● INPUT ROWS:
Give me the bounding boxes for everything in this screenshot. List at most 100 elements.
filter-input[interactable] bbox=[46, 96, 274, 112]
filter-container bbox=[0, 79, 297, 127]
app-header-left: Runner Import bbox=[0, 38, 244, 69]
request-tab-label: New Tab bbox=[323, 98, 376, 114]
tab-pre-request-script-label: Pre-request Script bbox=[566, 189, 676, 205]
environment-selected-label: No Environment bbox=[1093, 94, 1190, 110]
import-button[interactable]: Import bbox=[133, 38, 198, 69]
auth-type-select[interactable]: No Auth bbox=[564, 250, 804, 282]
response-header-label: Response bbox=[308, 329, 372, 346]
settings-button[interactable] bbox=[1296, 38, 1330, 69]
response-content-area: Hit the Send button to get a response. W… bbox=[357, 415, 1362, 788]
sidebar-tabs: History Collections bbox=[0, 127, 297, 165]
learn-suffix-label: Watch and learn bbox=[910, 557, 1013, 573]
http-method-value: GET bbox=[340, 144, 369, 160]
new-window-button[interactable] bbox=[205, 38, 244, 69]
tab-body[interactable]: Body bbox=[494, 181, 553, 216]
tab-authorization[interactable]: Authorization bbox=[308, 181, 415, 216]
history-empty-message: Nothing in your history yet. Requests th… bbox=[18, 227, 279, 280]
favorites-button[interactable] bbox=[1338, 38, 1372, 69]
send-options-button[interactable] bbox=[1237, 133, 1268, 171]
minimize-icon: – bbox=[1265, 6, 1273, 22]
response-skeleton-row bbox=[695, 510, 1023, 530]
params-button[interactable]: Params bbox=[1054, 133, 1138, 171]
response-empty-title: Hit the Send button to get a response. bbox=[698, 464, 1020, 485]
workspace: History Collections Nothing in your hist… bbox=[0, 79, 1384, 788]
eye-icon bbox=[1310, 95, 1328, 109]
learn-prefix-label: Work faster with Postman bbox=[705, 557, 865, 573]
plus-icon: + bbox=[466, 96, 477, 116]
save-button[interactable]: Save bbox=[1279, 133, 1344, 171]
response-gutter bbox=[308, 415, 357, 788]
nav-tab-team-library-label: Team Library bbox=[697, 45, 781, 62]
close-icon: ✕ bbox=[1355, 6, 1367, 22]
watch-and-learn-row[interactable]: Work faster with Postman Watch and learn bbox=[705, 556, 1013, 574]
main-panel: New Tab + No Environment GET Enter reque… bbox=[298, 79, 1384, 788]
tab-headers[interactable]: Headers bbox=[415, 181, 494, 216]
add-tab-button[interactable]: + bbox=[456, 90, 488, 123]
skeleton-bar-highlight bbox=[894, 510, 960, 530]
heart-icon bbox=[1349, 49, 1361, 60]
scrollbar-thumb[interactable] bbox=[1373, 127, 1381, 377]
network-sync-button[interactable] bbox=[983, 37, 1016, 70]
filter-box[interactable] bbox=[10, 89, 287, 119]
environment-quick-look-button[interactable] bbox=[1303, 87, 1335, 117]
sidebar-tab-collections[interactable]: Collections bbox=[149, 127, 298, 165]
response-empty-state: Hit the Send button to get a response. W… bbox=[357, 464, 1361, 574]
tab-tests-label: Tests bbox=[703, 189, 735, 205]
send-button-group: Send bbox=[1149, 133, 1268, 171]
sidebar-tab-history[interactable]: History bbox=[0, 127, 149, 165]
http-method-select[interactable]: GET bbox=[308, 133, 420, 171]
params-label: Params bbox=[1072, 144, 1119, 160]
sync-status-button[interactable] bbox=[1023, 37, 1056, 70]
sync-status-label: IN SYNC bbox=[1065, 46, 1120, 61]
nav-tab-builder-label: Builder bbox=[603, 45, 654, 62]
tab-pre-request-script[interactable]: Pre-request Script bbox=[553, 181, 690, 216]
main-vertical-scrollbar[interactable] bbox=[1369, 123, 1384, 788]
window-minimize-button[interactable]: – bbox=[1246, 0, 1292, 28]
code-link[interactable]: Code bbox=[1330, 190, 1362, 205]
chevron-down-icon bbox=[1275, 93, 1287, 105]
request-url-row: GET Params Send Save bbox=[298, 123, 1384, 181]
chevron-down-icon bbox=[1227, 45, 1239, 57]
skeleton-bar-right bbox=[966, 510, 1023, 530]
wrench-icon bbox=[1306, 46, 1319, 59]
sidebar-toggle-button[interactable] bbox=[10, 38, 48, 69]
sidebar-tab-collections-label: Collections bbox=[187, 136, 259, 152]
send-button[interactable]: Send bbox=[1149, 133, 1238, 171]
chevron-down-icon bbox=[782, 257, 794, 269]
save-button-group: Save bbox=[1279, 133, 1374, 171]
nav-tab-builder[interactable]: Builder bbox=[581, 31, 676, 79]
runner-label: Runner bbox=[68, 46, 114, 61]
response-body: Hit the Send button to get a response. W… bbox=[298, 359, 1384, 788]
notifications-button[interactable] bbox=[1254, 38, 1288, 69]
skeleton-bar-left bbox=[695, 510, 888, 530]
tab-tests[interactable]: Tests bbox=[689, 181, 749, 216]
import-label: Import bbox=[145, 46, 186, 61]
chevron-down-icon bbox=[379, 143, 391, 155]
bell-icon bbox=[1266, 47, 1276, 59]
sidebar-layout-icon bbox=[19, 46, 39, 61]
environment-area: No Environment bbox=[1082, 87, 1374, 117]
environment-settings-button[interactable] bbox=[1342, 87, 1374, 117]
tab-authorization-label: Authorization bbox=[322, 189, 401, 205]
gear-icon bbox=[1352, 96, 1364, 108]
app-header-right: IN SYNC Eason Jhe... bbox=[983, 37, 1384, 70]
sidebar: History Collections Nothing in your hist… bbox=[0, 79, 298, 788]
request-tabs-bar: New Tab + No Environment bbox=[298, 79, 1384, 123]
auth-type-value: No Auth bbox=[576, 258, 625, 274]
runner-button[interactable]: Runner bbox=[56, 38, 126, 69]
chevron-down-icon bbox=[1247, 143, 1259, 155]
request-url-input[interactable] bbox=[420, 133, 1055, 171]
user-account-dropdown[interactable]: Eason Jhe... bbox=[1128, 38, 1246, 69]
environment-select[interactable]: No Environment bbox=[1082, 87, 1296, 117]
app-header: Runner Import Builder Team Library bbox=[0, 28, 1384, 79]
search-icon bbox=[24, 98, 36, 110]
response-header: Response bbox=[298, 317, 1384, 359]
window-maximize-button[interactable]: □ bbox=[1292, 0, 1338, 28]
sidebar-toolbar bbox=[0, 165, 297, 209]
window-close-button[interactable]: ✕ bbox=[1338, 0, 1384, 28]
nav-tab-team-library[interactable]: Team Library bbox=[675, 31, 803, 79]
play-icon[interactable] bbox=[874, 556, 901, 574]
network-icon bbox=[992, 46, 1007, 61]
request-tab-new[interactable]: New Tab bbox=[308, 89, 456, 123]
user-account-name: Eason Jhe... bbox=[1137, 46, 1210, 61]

● WHAT YOU HAVE TO DO: Repeat every one of the rows above verbatim, line by line.

● RESULT OF THIS EXERCISE:
Give me the bounding boxes for everything in this screenshot. List at most 100 elements.
filter-input[interactable] bbox=[46, 96, 274, 112]
filter-container bbox=[0, 79, 297, 127]
app-header-left: Runner Import bbox=[0, 38, 244, 69]
request-tab-label: New Tab bbox=[323, 98, 376, 114]
tab-pre-request-script-label: Pre-request Script bbox=[566, 189, 676, 205]
environment-selected-label: No Environment bbox=[1093, 94, 1190, 110]
import-button[interactable]: Import bbox=[133, 38, 198, 69]
auth-type-select[interactable]: No Auth bbox=[564, 250, 804, 282]
response-header-label: Response bbox=[308, 329, 372, 346]
settings-button[interactable] bbox=[1296, 38, 1330, 69]
response-content-area: Hit the Send button to get a response. W… bbox=[357, 415, 1362, 788]
sidebar-tabs: History Collections bbox=[0, 127, 297, 165]
learn-suffix-label: Watch and learn bbox=[910, 557, 1013, 573]
http-method-value: GET bbox=[340, 144, 369, 160]
new-window-button[interactable] bbox=[205, 38, 244, 69]
tab-body[interactable]: Body bbox=[494, 181, 553, 216]
tab-authorization[interactable]: Authorization bbox=[308, 181, 415, 216]
history-empty-message: Nothing in your history yet. Requests th… bbox=[18, 227, 279, 280]
favorites-button[interactable] bbox=[1338, 38, 1372, 69]
send-options-button[interactable] bbox=[1237, 133, 1268, 171]
minimize-icon: – bbox=[1265, 6, 1273, 22]
response-skeleton-row bbox=[695, 510, 1023, 530]
params-button[interactable]: Params bbox=[1054, 133, 1138, 171]
response-empty-title: Hit the Send button to get a response. bbox=[698, 464, 1020, 485]
workspace: History Collections Nothing in your hist… bbox=[0, 79, 1384, 788]
eye-icon bbox=[1310, 95, 1328, 109]
learn-prefix-label: Work faster with Postman bbox=[705, 557, 865, 573]
plus-icon: + bbox=[466, 96, 477, 116]
save-button[interactable]: Save bbox=[1279, 133, 1344, 171]
response-gutter bbox=[308, 415, 357, 788]
nav-tab-team-library-label: Team Library bbox=[697, 45, 781, 62]
close-icon: ✕ bbox=[1355, 6, 1367, 22]
watch-and-learn-row[interactable]: Work faster with Postman Watch and learn bbox=[705, 556, 1013, 574]
main-panel: New Tab + No Environment GET Enter reque… bbox=[298, 79, 1384, 788]
tab-headers[interactable]: Headers bbox=[415, 181, 494, 216]
add-tab-button[interactable]: + bbox=[456, 90, 488, 123]
skeleton-bar-highlight bbox=[894, 510, 960, 530]
heart-icon bbox=[1349, 49, 1361, 60]
scrollbar-thumb[interactable] bbox=[1373, 127, 1381, 377]
network-sync-button[interactable] bbox=[983, 37, 1016, 70]
filter-box[interactable] bbox=[10, 89, 287, 119]
environment-quick-look-button[interactable] bbox=[1303, 87, 1335, 117]
sidebar-tab-collections[interactable]: Collections bbox=[149, 127, 298, 165]
response-empty-state: Hit the Send button to get a response. W… bbox=[357, 464, 1361, 574]
tab-tests-label: Tests bbox=[703, 189, 735, 205]
send-button-group: Send bbox=[1149, 133, 1268, 171]
sidebar-tab-history[interactable]: History bbox=[0, 127, 149, 165]
http-method-select[interactable]: GET bbox=[308, 133, 420, 171]
params-label: Params bbox=[1072, 144, 1119, 160]
sync-status-button[interactable] bbox=[1023, 37, 1056, 70]
sync-status-label: IN SYNC bbox=[1065, 46, 1120, 61]
nav-tab-builder-label: Builder bbox=[603, 45, 654, 62]
tab-pre-request-script[interactable]: Pre-request Script bbox=[553, 181, 690, 216]
main-vertical-scrollbar[interactable] bbox=[1369, 123, 1384, 788]
window-minimize-button[interactable]: – bbox=[1246, 0, 1292, 28]
code-link[interactable]: Code bbox=[1330, 190, 1362, 205]
chevron-down-icon bbox=[1275, 93, 1287, 105]
request-url-row: GET Params Send Save bbox=[298, 123, 1384, 181]
chevron-down-icon bbox=[1227, 45, 1239, 57]
skeleton-bar-right bbox=[966, 510, 1023, 530]
wrench-icon bbox=[1306, 46, 1319, 59]
sidebar-toggle-button[interactable] bbox=[10, 38, 48, 69]
sidebar-tab-collections-label: Collections bbox=[187, 136, 259, 152]
send-button[interactable]: Send bbox=[1149, 133, 1238, 171]
chevron-down-icon bbox=[782, 257, 794, 269]
save-button-group: Save bbox=[1279, 133, 1374, 171]
nav-tab-builder[interactable]: Builder bbox=[581, 31, 676, 79]
runner-label: Runner bbox=[68, 46, 114, 61]
response-body: Hit the Send button to get a response. W… bbox=[298, 359, 1384, 788]
notifications-button[interactable] bbox=[1254, 38, 1288, 69]
skeleton-bar-left bbox=[695, 510, 888, 530]
tab-tests[interactable]: Tests bbox=[689, 181, 749, 216]
import-label: Import bbox=[145, 46, 186, 61]
chevron-down-icon bbox=[379, 143, 391, 155]
bell-icon bbox=[1266, 47, 1276, 59]
sidebar-layout-icon bbox=[19, 46, 39, 61]
environment-area: No Environment bbox=[1082, 87, 1374, 117]
environment-settings-button[interactable] bbox=[1342, 87, 1374, 117]
tab-authorization-label: Authorization bbox=[322, 189, 401, 205]
gear-icon bbox=[1352, 96, 1364, 108]
app-header-right: IN SYNC Eason Jhe... bbox=[983, 37, 1384, 70]
sidebar: History Collections Nothing in your hist… bbox=[0, 79, 298, 788]
request-tabs-bar: New Tab + No Environment bbox=[298, 79, 1384, 123]
auth-type-value: No Auth bbox=[576, 258, 625, 274]
runner-button[interactable]: Runner bbox=[56, 38, 126, 69]
chevron-down-icon bbox=[1247, 143, 1259, 155]
request-url-input[interactable] bbox=[420, 133, 1055, 171]
user-account-dropdown[interactable]: Eason Jhe... bbox=[1128, 38, 1246, 69]
environment-select[interactable]: No Environment bbox=[1082, 87, 1296, 117]
app-header: Runner Import Builder Team Library bbox=[0, 28, 1384, 79]
search-icon bbox=[24, 98, 36, 110]
response-header: Response bbox=[298, 317, 1384, 359]
window-maximize-button[interactable]: □ bbox=[1292, 0, 1338, 28]
sidebar-toolbar bbox=[0, 165, 297, 209]
window-close-button[interactable]: ✕ bbox=[1338, 0, 1384, 28]
nav-tab-team-library[interactable]: Team Library bbox=[675, 31, 803, 79]
play-icon[interactable] bbox=[874, 556, 901, 574]
network-icon bbox=[992, 46, 1007, 61]
request-tab-new[interactable]: New Tab bbox=[308, 89, 456, 123]
user-account-name: Eason Jhe... bbox=[1137, 46, 1210, 61]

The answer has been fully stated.